Extrait fourni >>

Winged symbol of Ahura Mazda, worshipped by the Zoroastrians. Persepolis : Royal Audience Hall of Darius, c.500 BC

ANN RONAN PICTURE LIBRARY / PHOTO12 / AFP

Malgré les découvertes archéologiques, il demeure particulièrement difficile de situer précisément le zoroastrisme dans le temps. Ainsi, la date de naissance de Zarathoustra (aussi appelé Zoroastre par les Grecs), le principal prophète du mazdéisme, oscille entre le VIème et le XVIIème siècle av. [2]. En ce qui concerne le lieu d’apparition de cette religion, il est pour le moment impossible de déterminer une zone plus précise que le territoire entre l’Iran oriental, l’Afghanistan et la mer d’Aral dans l’actuel Ouzbékistan [3]. Enfin, la figure même de Zarathoustra est controversée. Si la tradition mazdéenne le voit comme son fondateur et l’auteur du texte sacré, l’Avesta, les recherches historiques en font plutôt un réformateur [4]. En effet, l’Avesta, probablement rédigé vers le Vème siècle avant J-C d’après des traditions orales vieilles de plusieurs siècles, est un corpus de textes très hétérogène et ne peut être attribué de manière réaliste à un seul auteur [5].

Malgré ces difficultés historiques, les principaux éléments du mazdéisme peuvent encore être présentés, notamment grâce à l’Avesta, aux écrits officiels des différents empires perses de l’Antiquité, et aux communautés zoroastriennes toujours présentes en Iran et en Inde. La première partie de cet article s’attachera donc à exposer la doctrine et les rites du mazdéisme, alors que la deuxième évoquera son rapport au politique ainsi que son actualité.

Le mazdéisme : polythéisme, dualisme ou monothéisme ?

L’essentiel de la doctrine mazdéenne provient de l’Avesta, le texte sacré dont le nom signifierait « éloge [6] ». Etant donné leurs différences, une distinction a été établie entre l’Avesta ancien et l’Avesta récent. L’ancien, d’une cinquantaine de pages, est composé d’une partie en vers (les « Gathas » ou « chants ») et d’une partie en prose (le « Yasna Hapta-hati », « sacrifice en sept chapitres » [7]). Pour les mazdéens, l’Avesta ancien constitue le texte de référence de leur religion.

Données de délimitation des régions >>

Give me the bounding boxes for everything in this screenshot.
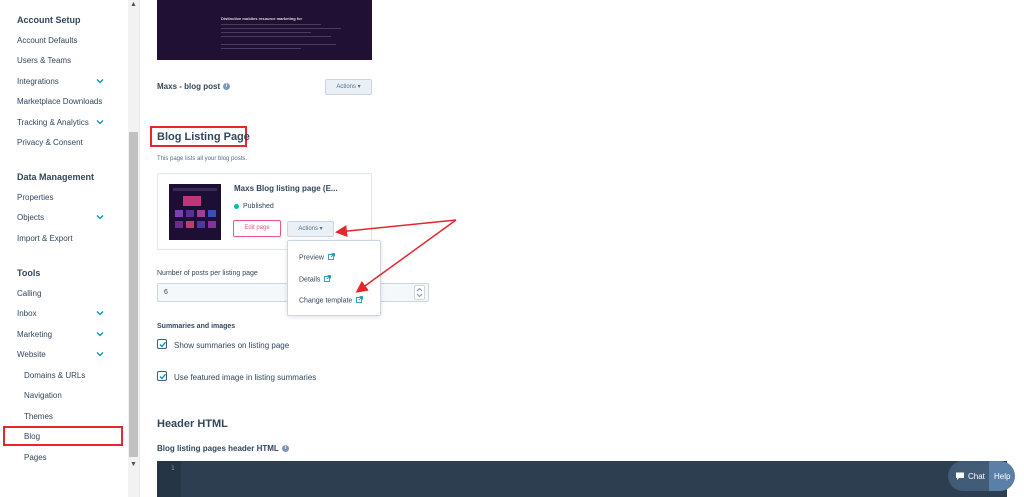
chat-button[interactable]: Chat [948,461,990,491]
menu-item-details[interactable]: Details [299,275,332,284]
scroll-up-icon[interactable]: ▲ [129,0,138,10]
blog-listing-page-title: Blog Listing Page [157,131,250,143]
show-summaries-label[interactable]: Show summaries on listing page [174,341,289,350]
posts-per-page-label: Number of posts per listing page [157,270,258,277]
listing-page-thumbnail[interactable] [169,184,221,240]
external-link-icon [356,296,364,305]
actions-dropdown-menu: Preview Details Change template [287,240,381,316]
blog-post-template-preview[interactable]: Distinctive mobiles resource marketing f… [157,0,372,60]
sidebar-scrollbar-thumb[interactable] [129,132,138,457]
header-html-title: Header HTML [157,418,228,430]
sidebar-item-privacy-consent[interactable]: Privacy & Consent [17,138,83,147]
sidebar-item-pages[interactable]: Pages [24,453,47,462]
chevron-down-icon[interactable] [96,77,104,85]
number-stepper-icon[interactable] [414,285,425,300]
hero-preview-title: Distinctive mobiles resource marketing f… [221,16,303,21]
sidebar-item-users-teams[interactable]: Users & Teams [17,56,71,65]
show-summaries-checkbox[interactable] [157,339,167,349]
info-icon[interactable]: i [281,445,289,453]
sidebar-item-objects[interactable]: Objects [17,213,44,222]
info-icon[interactable]: i [223,83,231,91]
chevron-down-icon[interactable] [96,350,104,358]
checkmark-icon [159,373,166,380]
post-template-label: Maxs - blog post i [157,82,231,91]
featured-image-checkbox[interactable] [157,371,167,381]
listing-page-status: Published [243,203,274,210]
settings-sidebar: ▲ ▼ Account Setup Account Defaults Users… [0,0,140,497]
sidebar-item-marketplace-downloads[interactable]: Marketplace Downloads [17,97,102,106]
published-status-dot [234,204,239,209]
editor-line-number: 1 [171,465,175,472]
external-link-icon [324,275,332,284]
sidebar-item-properties[interactable]: Properties [17,193,53,202]
help-button[interactable]: Help [989,461,1015,491]
header-html-code-editor[interactable]: 1 [157,461,1007,497]
checkmark-icon [159,341,166,348]
listing-actions-button[interactable]: Actions ▾ [287,221,334,237]
menu-item-preview[interactable]: Preview [299,253,335,262]
featured-image-label[interactable]: Use featured image in listing summaries [174,373,316,382]
sidebar-item-inbox[interactable]: Inbox [17,309,37,318]
edit-page-button[interactable]: Edit page [233,220,281,237]
blog-highlight-annotation [3,426,123,446]
sidebar-item-integrations[interactable]: Integrations [17,77,59,86]
chat-bubble-icon [956,472,964,480]
chevron-down-icon[interactable] [96,118,104,126]
header-html-field-label: Blog listing pages header HTML i [157,444,289,453]
chevron-down-icon[interactable] [96,309,104,317]
sidebar-heading-tools: Tools [17,268,41,278]
listing-page-card-title[interactable]: Maxs Blog listing page (E... [234,184,338,193]
sidebar-item-domains-urls[interactable]: Domains & URLs [24,371,85,380]
sidebar-item-calling[interactable]: Calling [17,289,41,298]
sidebar-item-themes[interactable]: Themes [24,412,53,421]
sidebar-item-account-defaults[interactable]: Account Defaults [17,36,77,45]
scroll-down-icon[interactable]: ▼ [129,460,138,470]
post-template-actions-button[interactable]: Actions ▾ [325,79,372,95]
menu-item-change-template[interactable]: Change template [299,296,364,305]
editor-gutter [157,461,181,497]
sidebar-item-website[interactable]: Website [17,350,46,359]
sidebar-item-tracking-analytics[interactable]: Tracking & Analytics [17,118,89,127]
sidebar-item-import-export[interactable]: Import & Export [17,234,73,243]
sidebar-item-navigation[interactable]: Navigation [24,391,62,400]
summaries-heading: Summaries and images [157,323,236,330]
chevron-down-icon[interactable] [96,330,104,338]
annotation-arrows [335,219,457,293]
chevron-down-icon[interactable] [96,213,104,221]
sidebar-heading-account-setup: Account Setup [17,15,81,25]
sidebar-item-marketing[interactable]: Marketing [17,330,52,339]
external-link-icon [327,253,335,262]
blog-listing-description: This page lists all your blog posts. [157,156,248,162]
sidebar-heading-data-management: Data Management [17,172,95,182]
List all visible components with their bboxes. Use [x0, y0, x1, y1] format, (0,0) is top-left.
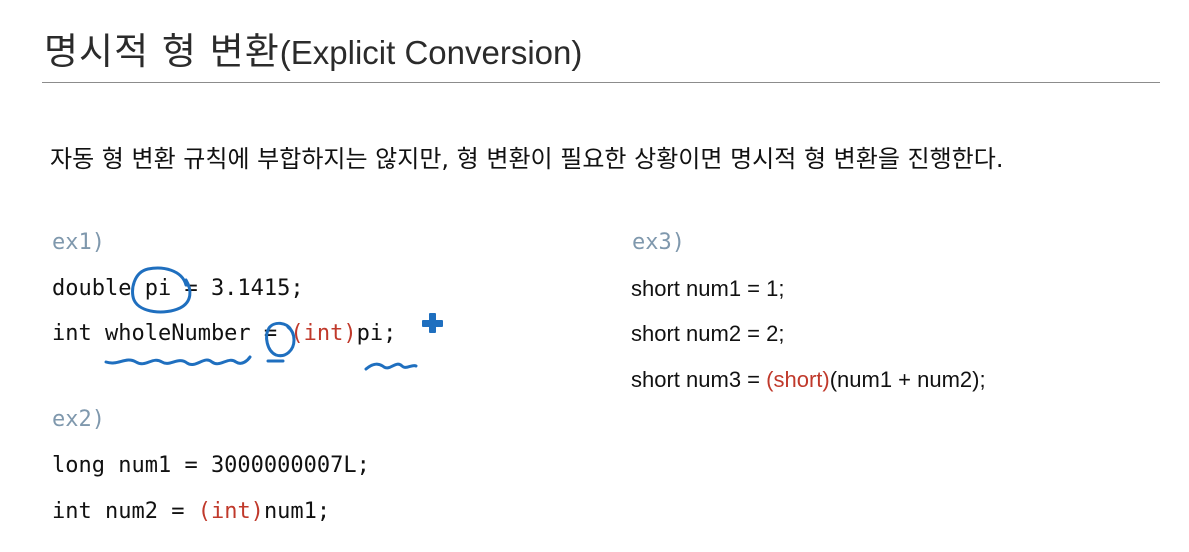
slide-title: 명시적 형 변환(Explicit Conversion)	[44, 30, 582, 75]
ex3-cast: (short)	[766, 367, 830, 392]
ex2-label: ex2)	[52, 407, 105, 432]
ex3-line3-post: (num1 + num2);	[829, 367, 986, 392]
ink-squiggle-pi	[364, 362, 418, 371]
ex3-line1: short num1 = 1;	[631, 276, 785, 301]
ex1-line2: int wholeNumber = (int)pi;	[52, 320, 396, 348]
ex3-line2: short num2 = 2;	[631, 321, 785, 346]
title-english: (Explicit Conversion)	[279, 34, 583, 71]
ex3-line3-pre: short num3 =	[631, 367, 767, 392]
ex1-label: ex1)	[52, 230, 105, 255]
title-divider	[42, 82, 1160, 83]
ex3-label: ex3)	[632, 230, 685, 255]
title-korean: 명시적 형 변환	[44, 30, 280, 73]
plus-icon	[422, 313, 443, 333]
ex3-line3: short num3 = (short)(num1 + num2);	[631, 366, 986, 394]
ex1-line2-post: pi;	[356, 321, 397, 346]
ex2-line2-post: num1;	[263, 499, 331, 524]
description-text: 자동 형 변환 규칙에 부합하지는 않지만, 형 변환이 필요한 상황이면 명시…	[50, 145, 1004, 173]
ex2-line1: long num1 = 3000000007L;	[52, 453, 370, 478]
ex2-line2: int num2 = (int)num1;	[52, 498, 330, 526]
ex2-line2-pre: int num2 =	[52, 499, 198, 524]
ex2-cast: (int)	[197, 499, 264, 524]
ex1-line2-pre: int wholeNumber =	[52, 321, 291, 346]
ex1-line1: double pi = 3.1415;	[52, 276, 304, 301]
ink-squiggle-wholenumber	[104, 355, 252, 366]
ex1-cast: (int)	[290, 321, 357, 346]
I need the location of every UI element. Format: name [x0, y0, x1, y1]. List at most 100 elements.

Liste des tâches >>
A. Dans l'extrait sur le zoroastrisme, que signifierait le nom du texte sacré, l'Avesta ?
B. Rédigez la suite de l'extrait sur le zoroastrisme en partant de sa dernière phrase.
Les items ne jouent aucun rôle ici.

Réponses attendues >>
A. Il signifierait « éloge ».

B.
Ahura Mazda est le dieu dominant du mazdéisme, car il est celui qui a mis fin à la situation chaotique dans laquelle le monde se trouvait. Son acte initial est d’ailleurs un agencement (« Rta »), une organisation de l’univers, développée dans l’Avesta sous la forme métaphorique d’une hutte qui est érigée par le dieu afin d’établir l’ordre. A côté de la hutte Rta, liée à la lumière du jour, se trouve la hutte « Druj », celle de la nuit, du mystère et des menaces. Le mazdéisme se fonde donc notamment sur cette opposition diurne/nocturne qui se traduit par une lutte féroce entre le jour et la nuit [8].

Ahura Mazda est souvent représenté en train de prier devant le feu, élément qui symbolise pour les mazdéens « Asha », le Justice sacrée, et qui est dit être son fils [9]. Le réformateur Zarathoustra a élaboré le mythe fondamental du mazdéisme, celui du choix primordial. A l’origine, Ahura Mazda, véritable Esprit-Saint, a rencontré son jumeau, l’Esprit Mauvais, Angra Mainyu (aussi appelé Ahriman). Le premier a choisi le bien, le deuxième le mal. A son tour, le croyant se retrouve face à cet exemple et est libre de choisir entre le bien et le mal. Cependant, en fonction du choix effectué pendant sa vie, le croyant n’accède pas à la même résidence dans l’au-delà. Aux « méchants » sera réservé une demeure ténébreuse, aux « bons » une Maison d’Accueil paradisiaque. L’affrontement entre Ahura Mazda et son jumeau maléfique dure depuis le début de l’Histoire et s’étend à l’univers tout entier. Néanmoins, Zarathoustra affirme la supériorité de l’Esprit-Saint qui doit, à la fin des temps, vaincre l’Esprit Mauvais et rénover l’univers. Un tel événement ne se produira que lorsqu’un sauveur (« Saoshyant ») apparaîtra [10].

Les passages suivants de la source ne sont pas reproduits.